* **Your instructions**
What follows are records. Restate all of them word for word.
--- start of Dataset records ---
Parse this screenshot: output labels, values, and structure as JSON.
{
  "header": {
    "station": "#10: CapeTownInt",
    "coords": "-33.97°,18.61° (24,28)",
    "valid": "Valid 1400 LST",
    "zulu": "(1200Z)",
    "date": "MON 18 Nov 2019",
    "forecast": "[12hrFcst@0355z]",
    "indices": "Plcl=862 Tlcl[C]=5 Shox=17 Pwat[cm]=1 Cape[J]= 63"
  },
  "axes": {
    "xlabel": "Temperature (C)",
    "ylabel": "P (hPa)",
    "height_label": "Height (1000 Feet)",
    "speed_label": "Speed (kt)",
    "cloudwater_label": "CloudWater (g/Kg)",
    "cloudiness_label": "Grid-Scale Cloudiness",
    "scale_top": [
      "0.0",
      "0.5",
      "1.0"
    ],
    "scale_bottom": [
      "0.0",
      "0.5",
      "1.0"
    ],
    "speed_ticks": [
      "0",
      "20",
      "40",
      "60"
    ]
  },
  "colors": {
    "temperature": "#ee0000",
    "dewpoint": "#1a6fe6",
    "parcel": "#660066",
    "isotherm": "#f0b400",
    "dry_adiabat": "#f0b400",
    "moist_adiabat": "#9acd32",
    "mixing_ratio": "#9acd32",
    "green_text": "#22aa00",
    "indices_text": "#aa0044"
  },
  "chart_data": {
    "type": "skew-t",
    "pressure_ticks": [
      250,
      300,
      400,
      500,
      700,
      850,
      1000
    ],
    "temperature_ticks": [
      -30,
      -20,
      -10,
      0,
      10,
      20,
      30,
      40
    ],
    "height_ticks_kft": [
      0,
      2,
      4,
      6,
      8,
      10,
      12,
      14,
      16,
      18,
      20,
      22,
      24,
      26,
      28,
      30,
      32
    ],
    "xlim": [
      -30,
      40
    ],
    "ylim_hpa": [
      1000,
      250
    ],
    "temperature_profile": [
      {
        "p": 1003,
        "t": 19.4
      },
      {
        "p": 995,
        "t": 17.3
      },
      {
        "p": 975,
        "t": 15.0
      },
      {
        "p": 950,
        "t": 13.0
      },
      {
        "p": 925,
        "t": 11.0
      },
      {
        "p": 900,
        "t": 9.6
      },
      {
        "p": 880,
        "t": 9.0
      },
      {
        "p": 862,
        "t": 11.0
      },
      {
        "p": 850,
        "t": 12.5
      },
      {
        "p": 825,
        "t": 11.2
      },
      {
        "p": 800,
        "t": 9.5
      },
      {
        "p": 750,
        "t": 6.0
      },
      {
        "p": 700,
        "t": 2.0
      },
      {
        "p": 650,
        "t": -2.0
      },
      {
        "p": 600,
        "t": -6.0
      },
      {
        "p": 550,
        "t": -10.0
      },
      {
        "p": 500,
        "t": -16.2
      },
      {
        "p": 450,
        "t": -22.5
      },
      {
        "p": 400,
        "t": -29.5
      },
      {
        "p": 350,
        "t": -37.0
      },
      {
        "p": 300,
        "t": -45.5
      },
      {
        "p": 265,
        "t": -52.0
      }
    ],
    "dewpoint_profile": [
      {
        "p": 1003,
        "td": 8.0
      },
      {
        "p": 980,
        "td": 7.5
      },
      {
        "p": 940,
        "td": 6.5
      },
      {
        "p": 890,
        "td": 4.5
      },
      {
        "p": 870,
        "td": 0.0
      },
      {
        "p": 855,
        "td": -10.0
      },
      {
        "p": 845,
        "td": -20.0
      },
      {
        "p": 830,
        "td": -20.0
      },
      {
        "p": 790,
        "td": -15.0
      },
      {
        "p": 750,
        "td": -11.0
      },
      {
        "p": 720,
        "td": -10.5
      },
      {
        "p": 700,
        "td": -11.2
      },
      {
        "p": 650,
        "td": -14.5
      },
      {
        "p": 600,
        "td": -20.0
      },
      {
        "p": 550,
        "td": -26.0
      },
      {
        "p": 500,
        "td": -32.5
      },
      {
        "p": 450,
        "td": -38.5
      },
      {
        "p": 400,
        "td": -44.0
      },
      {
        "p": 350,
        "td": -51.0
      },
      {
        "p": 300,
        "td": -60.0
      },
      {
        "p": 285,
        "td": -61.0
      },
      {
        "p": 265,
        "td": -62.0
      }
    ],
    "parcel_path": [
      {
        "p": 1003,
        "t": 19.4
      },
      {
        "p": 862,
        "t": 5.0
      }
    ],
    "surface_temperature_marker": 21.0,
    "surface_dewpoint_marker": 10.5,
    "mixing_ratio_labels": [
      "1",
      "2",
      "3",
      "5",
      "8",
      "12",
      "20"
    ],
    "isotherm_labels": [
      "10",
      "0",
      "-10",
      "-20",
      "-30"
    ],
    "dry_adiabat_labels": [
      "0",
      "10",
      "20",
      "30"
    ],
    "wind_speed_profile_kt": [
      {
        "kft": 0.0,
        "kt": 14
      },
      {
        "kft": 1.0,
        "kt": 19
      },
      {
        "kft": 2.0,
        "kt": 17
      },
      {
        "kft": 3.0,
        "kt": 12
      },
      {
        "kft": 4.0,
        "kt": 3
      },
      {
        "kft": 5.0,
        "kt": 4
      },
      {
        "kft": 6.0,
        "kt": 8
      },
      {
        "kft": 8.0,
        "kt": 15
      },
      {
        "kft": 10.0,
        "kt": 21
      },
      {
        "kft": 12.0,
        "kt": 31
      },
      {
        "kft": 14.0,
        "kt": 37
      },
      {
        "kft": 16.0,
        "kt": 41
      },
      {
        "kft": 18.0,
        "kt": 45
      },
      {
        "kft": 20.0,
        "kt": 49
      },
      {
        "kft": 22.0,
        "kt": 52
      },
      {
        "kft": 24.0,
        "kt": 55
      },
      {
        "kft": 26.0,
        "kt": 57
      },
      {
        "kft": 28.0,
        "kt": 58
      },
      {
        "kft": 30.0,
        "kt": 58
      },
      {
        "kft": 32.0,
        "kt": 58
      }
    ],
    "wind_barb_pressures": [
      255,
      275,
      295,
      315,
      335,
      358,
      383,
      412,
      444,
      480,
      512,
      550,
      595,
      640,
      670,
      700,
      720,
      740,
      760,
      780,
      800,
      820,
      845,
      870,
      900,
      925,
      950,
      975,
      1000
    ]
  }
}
--- end of Dataset records ---
* **Completed exercise**
Parse this screenshot: output labels, values, and structure as JSON.
{
  "header": {
    "station": "#10: CapeTownInt",
    "coords": "-33.97°,18.61° (24,28)",
    "valid": "Valid 1400 LST",
    "zulu": "(1200Z)",
    "date": "MON 18 Nov 2019",
    "forecast": "[12hrFcst@0355z]",
    "indices": "Plcl=862 Tlcl[C]=5 Shox=17 Pwat[cm]=1 Cape[J]= 63"
  },
  "axes": {
    "xlabel": "Temperature (C)",
    "ylabel": "P (hPa)",
    "height_label": "Height (1000 Feet)",
    "speed_label": "Speed (kt)",
    "cloudwater_label": "CloudWater (g/Kg)",
    "cloudiness_label": "Grid-Scale Cloudiness",
    "scale_top": [
      "0.0",
      "0.5",
      "1.0"
    ],
    "scale_bottom": [
      "0.0",
      "0.5",
      "1.0"
    ],
    "speed_ticks": [
      "0",
      "20",
      "40",
      "60"
    ]
  },
  "colors": {
    "temperature": "#ee0000",
    "dewpoint": "#1a6fe6",
    "parcel": "#660066",
    "isotherm": "#f0b400",
    "dry_adiabat": "#f0b400",
    "moist_adiabat": "#9acd32",
    "mixing_ratio": "#9acd32",
    "green_text": "#22aa00",
    "indices_text": "#aa0044"
  },
  "chart_data": {
    "type": "skew-t",
    "pressure_ticks": [
      250,
      300,
      400,
      500,
      700,
      850,
      1000
    ],
    "temperature_ticks": [
      -30,
      -20,
      -10,
      0,
      10,
      20,
      30,
      40
    ],
    "height_ticks_kft": [
      0,
      2,
      4,
      6,
      8,
      10,
      12,
      14,
      16,
      18,
      20,
      22,
      24,
      26,
      28,
      30,
      32
    ],
    "xlim": [
      -30,
      40
    ],
    "ylim_hpa": [
      1000,
      250
    ],
    "temperature_profile": [
      {
        "p": 1003,
        "t": 19.4
      },
      {
        "p": 995,
        "t": 17.3
      },
      {
        "p": 975,
        "t": 15.0
      },
      {
        "p": 950,
        "t": 13.0
      },
      {
        "p": 925,
        "t": 11.0
      },
      {
        "p": 900,
        "t": 9.6
      },
      {
        "p": 880,
        "t": 9.0
      },
      {
        "p": 862,
        "t": 11.0
      },
      {
        "p": 850,
        "t": 12.5
      },
      {
        "p": 825,
        "t": 11.2
      },
      {
        "p": 800,
        "t": 9.5
      },
      {
        "p": 750,
        "t": 6.0
      },
      {
        "p": 700,
        "t": 2.0
      },
      {
        "p": 650,
        "t": -2.0
      },
      {
        "p": 600,
        "t": -6.0
      },
      {
        "p": 550,
        "t": -10.0
      },
      {
        "p": 500,
        "t": -16.2
      },
      {
        "p": 450,
        "t": -22.5
      },
      {
        "p": 400,
        "t": -29.5
      },
      {
        "p": 350,
        "t": -37.0
      },
      {
        "p": 300,
        "t": -45.5
      },
      {
        "p": 265,
        "t": -52.0
      }
    ],
    "dewpoint_profile": [
      {
        "p": 1003,
        "td": 8.0
      },
      {
        "p": 980,
        "td": 7.5
      },
      {
        "p": 940,
        "td": 6.5
      },
      {
        "p": 890,
        "td": 4.5
      },
      {
        "p": 870,
        "td": 0.0
      },
      {
        "p": 855,
        "td": -10.0
      },
      {
        "p": 845,
        "td": -20.0
      },
      {
        "p": 830,
        "td": -20.0
      },
      {
        "p": 790,
        "td": -15.0
      },
      {
        "p": 750,
        "td": -11.0
      },
      {
        "p": 720,
        "td": -10.5
      },
      {
        "p": 700,
        "td": -11.2
      },
      {
        "p": 650,
        "td": -14.5
      },
      {
        "p": 600,
        "td": -20.0
      },
      {
        "p": 550,
        "td": -26.0
      },
      {
        "p": 500,
        "td": -32.5
      },
      {
        "p": 450,
        "td": -38.5
      },
      {
        "p": 400,
        "td": -44.0
      },
      {
        "p": 350,
        "td": -51.0
      },
      {
        "p": 300,
        "td": -60.0
      },
      {
        "p": 285,
        "td": -61.0
      },
      {
        "p": 265,
        "td": -62.0
      }
    ],
    "parcel_path": [
      {
        "p": 1003,
        "t": 19.4
      },
      {
        "p": 862,
        "t": 5.0
      }
    ],
    "surface_temperature_marker": 21.0,
    "surface_dewpoint_marker": 10.5,
    "mixing_ratio_labels": [
      "1",
      "2",
      "3",
      "5",
      "8",
      "12",
      "20"
    ],
    "isotherm_labels": [
      "10",
      "0",
      "-10",
      "-20",
      "-30"
    ],
    "dry_adiabat_labels": [
      "0",
      "10",
      "20",
      "30"
    ],
    "wind_speed_profile_kt": [
      {
        "kft": 0.0,
        "kt": 14
      },
      {
        "kft": 1.0,
        "kt": 19
      },
      {
        "kft": 2.0,
        "kt": 17
      },
      {
        "kft": 3.0,
        "kt": 12
      },
      {
        "kft": 4.0,
        "kt": 3
      },
      {
        "kft": 5.0,
        "kt": 4
      },
      {
        "kft": 6.0,
        "kt": 8
      },
      {
        "kft": 8.0,
        "kt": 15
      },
      {
        "kft": 10.0,
        "kt": 21
      },
      {
        "kft": 12.0,
        "kt": 31
      },
      {
        "kft": 14.0,
        "kt": 37
      },
      {
        "kft": 16.0,
        "kt": 41
      },
      {
        "kft": 18.0,
        "kt": 45
      },
      {
        "kft": 20.0,
        "kt": 49
      },
      {
        "kft": 22.0,
        "kt": 52
      },
      {
        "kft": 24.0,
        "kt": 55
      },
      {
        "kft": 26.0,
        "kt": 57
      },
      {
        "kft": 28.0,
        "kt": 58
      },
      {
        "kft": 30.0,
        "kt": 58
      },
      {
        "kft": 32.0,
        "kt": 58
      }
    ],
    "wind_barb_pressures": [
      255,
      275,
      295,
      315,
      335,
      358,
      383,
      412,
      444,
      480,
      512,
      550,
      595,
      640,
      670,
      700,
      720,
      740,
      760,
      780,
      800,
      820,
      845,
      870,
      900,
      925,
      950,
      975,
      1000
    ]
  }
}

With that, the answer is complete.